Figure contents as structured data:
▬▬▬▬▬▬▬▬▬▬

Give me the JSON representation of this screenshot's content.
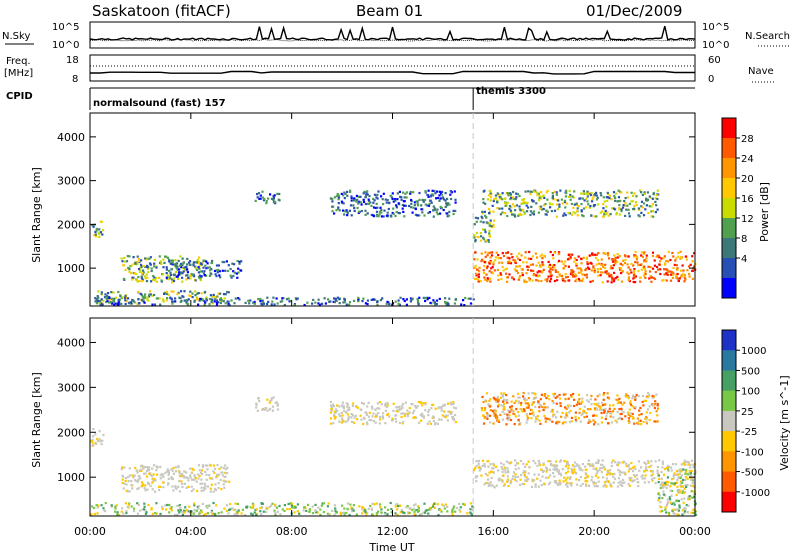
{
  "header": {
    "title": "Saskatoon (fitACF)",
    "beam": "Beam 01",
    "date": "01/Dec/2009"
  },
  "top_panel": {
    "left_label": "N.Sky",
    "right_label": "N.Search",
    "left_ticks": [
      "10^5",
      "10^0"
    ],
    "right_ticks": [
      "10^5",
      "10^0"
    ]
  },
  "freq_panel": {
    "left_label_1": "Freq.",
    "left_label_2": "[MHz]",
    "right_label": "Nave",
    "left_ticks": [
      "18",
      "8"
    ],
    "right_ticks": [
      "60",
      "0"
    ]
  },
  "cpid": {
    "label": "CPID",
    "mode_1": "normalsound (fast) 157",
    "mode_2": "themis 3300"
  },
  "axes": {
    "y_label": "Slant Range [km]",
    "y_ticks": [
      "4000",
      "3000",
      "2000",
      "1000"
    ],
    "x_label": "Time UT",
    "x_ticks": [
      "00:00",
      "04:00",
      "08:00",
      "12:00",
      "16:00",
      "20:00",
      "00:00"
    ]
  },
  "power_scale": {
    "label": "Power [dB]",
    "ticks": [
      "28",
      "24",
      "20",
      "16",
      "12",
      "8",
      "4"
    ],
    "colors": [
      "#ff0000",
      "#ff5a00",
      "#ff9600",
      "#ffc800",
      "#c8dc00",
      "#50a050",
      "#3c7878",
      "#2850b4",
      "#0000ff"
    ]
  },
  "velocity_scale": {
    "label": "Velocity [m s^-1]",
    "ticks": [
      "1000",
      "500",
      "100",
      "25",
      "-25",
      "-100",
      "-500",
      "-1000"
    ],
    "colors": [
      "#1e32c8",
      "#2878a0",
      "#46a064",
      "#78c846",
      "#c8c8c0",
      "#ffc800",
      "#ff9600",
      "#ff5a00",
      "#ff0000"
    ]
  },
  "chart_data": {
    "type": "heatmap",
    "x_range_hours": [
      0,
      24
    ],
    "y_range_km": [
      180,
      4500
    ],
    "mode_change_hour": 15.2,
    "power_regions": [
      {
        "t0": 0.0,
        "t1": 0.5,
        "r0": 1700,
        "r1": 2100,
        "level": "mid"
      },
      {
        "t0": 0.2,
        "t1": 5.5,
        "r0": 200,
        "r1": 500,
        "level": "mid"
      },
      {
        "t0": 1.2,
        "t1": 4.5,
        "r0": 700,
        "r1": 1300,
        "level": "mid"
      },
      {
        "t0": 3.0,
        "t1": 6.0,
        "r0": 800,
        "r1": 1200,
        "level": "low"
      },
      {
        "t0": 0.0,
        "t1": 15.2,
        "r0": 180,
        "r1": 350,
        "level": "low"
      },
      {
        "t0": 6.5,
        "t1": 7.5,
        "r0": 2500,
        "r1": 2800,
        "level": "low"
      },
      {
        "t0": 9.5,
        "t1": 14.5,
        "r0": 2200,
        "r1": 2800,
        "level": "low"
      },
      {
        "t0": 15.2,
        "t1": 24.0,
        "r0": 700,
        "r1": 1400,
        "level": "high"
      },
      {
        "t0": 15.5,
        "t1": 22.5,
        "r0": 2200,
        "r1": 2800,
        "level": "mid"
      },
      {
        "t0": 15.2,
        "t1": 16.0,
        "r0": 1600,
        "r1": 2200,
        "level": "mid"
      }
    ],
    "velocity_regions": [
      {
        "t0": 0.0,
        "t1": 0.5,
        "r0": 1700,
        "r1": 2100,
        "level": "zero"
      },
      {
        "t0": 1.2,
        "t1": 5.5,
        "r0": 700,
        "r1": 1300,
        "level": "zero"
      },
      {
        "t0": 6.5,
        "t1": 7.5,
        "r0": 2500,
        "r1": 2800,
        "level": "zero"
      },
      {
        "t0": 9.5,
        "t1": 14.5,
        "r0": 2200,
        "r1": 2700,
        "level": "zero"
      },
      {
        "t0": 0.0,
        "t1": 15.2,
        "r0": 180,
        "r1": 450,
        "level": "pos"
      },
      {
        "t0": 15.2,
        "t1": 24.0,
        "r0": 800,
        "r1": 1400,
        "level": "zero"
      },
      {
        "t0": 15.5,
        "t1": 22.5,
        "r0": 2200,
        "r1": 2900,
        "level": "neg"
      },
      {
        "t0": 22.5,
        "t1": 24.0,
        "r0": 180,
        "r1": 1200,
        "level": "pos"
      }
    ]
  }
}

▬▬▬▬▬▬▬▬▬▬

• [Your objective]
Give the material again exactly as it is, but keep the pictures out.

• [Task result]
Give me the JSON representation of this screenshot's content.
{
  "header": {
    "title": "Saskatoon (fitACF)",
    "beam": "Beam 01",
    "date": "01/Dec/2009"
  },
  "top_panel": {
    "left_label": "N.Sky",
    "right_label": "N.Search",
    "left_ticks": [
      "10^5",
      "10^0"
    ],
    "right_ticks": [
      "10^5",
      "10^0"
    ]
  },
  "freq_panel": {
    "left_label_1": "Freq.",
    "left_label_2": "[MHz]",
    "right_label": "Nave",
    "left_ticks": [
      "18",
      "8"
    ],
    "right_ticks": [
      "60",
      "0"
    ]
  },
  "cpid": {
    "label": "CPID",
    "mode_1": "normalsound (fast) 157",
    "mode_2": "themis 3300"
  },
  "axes": {
    "y_label": "Slant Range [km]",
    "y_ticks": [
      "4000",
      "3000",
      "2000",
      "1000"
    ],
    "x_label": "Time UT",
    "x_ticks": [
      "00:00",
      "04:00",
      "08:00",
      "12:00",
      "16:00",
      "20:00",
      "00:00"
    ]
  },
  "power_scale": {
    "label": "Power [dB]",
    "ticks": [
      "28",
      "24",
      "20",
      "16",
      "12",
      "8",
      "4"
    ],
    "colors": [
      "#ff0000",
      "#ff5a00",
      "#ff9600",
      "#ffc800",
      "#c8dc00",
      "#50a050",
      "#3c7878",
      "#2850b4",
      "#0000ff"
    ]
  },
  "velocity_scale": {
    "label": "Velocity [m s^-1]",
    "ticks": [
      "1000",
      "500",
      "100",
      "25",
      "-25",
      "-100",
      "-500",
      "-1000"
    ],
    "colors": [
      "#1e32c8",
      "#2878a0",
      "#46a064",
      "#78c846",
      "#c8c8c0",
      "#ffc800",
      "#ff9600",
      "#ff5a00",
      "#ff0000"
    ]
  },
  "chart_data": {
    "type": "heatmap",
    "x_range_hours": [
      0,
      24
    ],
    "y_range_km": [
      180,
      4500
    ],
    "mode_change_hour": 15.2,
    "power_regions": [
      {
        "t0": 0.0,
        "t1": 0.5,
        "r0": 1700,
        "r1": 2100,
        "level": "mid"
      },
      {
        "t0": 0.2,
        "t1": 5.5,
        "r0": 200,
        "r1": 500,
        "level": "mid"
      },
      {
        "t0": 1.2,
        "t1": 4.5,
        "r0": 700,
        "r1": 1300,
        "level": "mid"
      },
      {
        "t0": 3.0,
        "t1": 6.0,
        "r0": 800,
        "r1": 1200,
        "level": "low"
      },
      {
        "t0": 0.0,
        "t1": 15.2,
        "r0": 180,
        "r1": 350,
        "level": "low"
      },
      {
        "t0": 6.5,
        "t1": 7.5,
        "r0": 2500,
        "r1": 2800,
        "level": "low"
      },
      {
        "t0": 9.5,
        "t1": 14.5,
        "r0": 2200,
        "r1": 2800,
        "level": "low"
      },
      {
        "t0": 15.2,
        "t1": 24.0,
        "r0": 700,
        "r1": 1400,
        "level": "high"
      },
      {
        "t0": 15.5,
        "t1": 22.5,
        "r0": 2200,
        "r1": 2800,
        "level": "mid"
      },
      {
        "t0": 15.2,
        "t1": 16.0,
        "r0": 1600,
        "r1": 2200,
        "level": "mid"
      }
    ],
    "velocity_regions": [
      {
        "t0": 0.0,
        "t1": 0.5,
        "r0": 1700,
        "r1": 2100,
        "level": "zero"
      },
      {
        "t0": 1.2,
        "t1": 5.5,
        "r0": 700,
        "r1": 1300,
        "level": "zero"
      },
      {
        "t0": 6.5,
        "t1": 7.5,
        "r0": 2500,
        "r1": 2800,
        "level": "zero"
      },
      {
        "t0": 9.5,
        "t1": 14.5,
        "r0": 2200,
        "r1": 2700,
        "level": "zero"
      },
      {
        "t0": 0.0,
        "t1": 15.2,
        "r0": 180,
        "r1": 450,
        "level": "pos"
      },
      {
        "t0": 15.2,
        "t1": 24.0,
        "r0": 800,
        "r1": 1400,
        "level": "zero"
      },
      {
        "t0": 15.5,
        "t1": 22.5,
        "r0": 2200,
        "r1": 2900,
        "level": "neg"
      },
      {
        "t0": 22.5,
        "t1": 24.0,
        "r0": 180,
        "r1": 1200,
        "level": "pos"
      }
    ]
  }
}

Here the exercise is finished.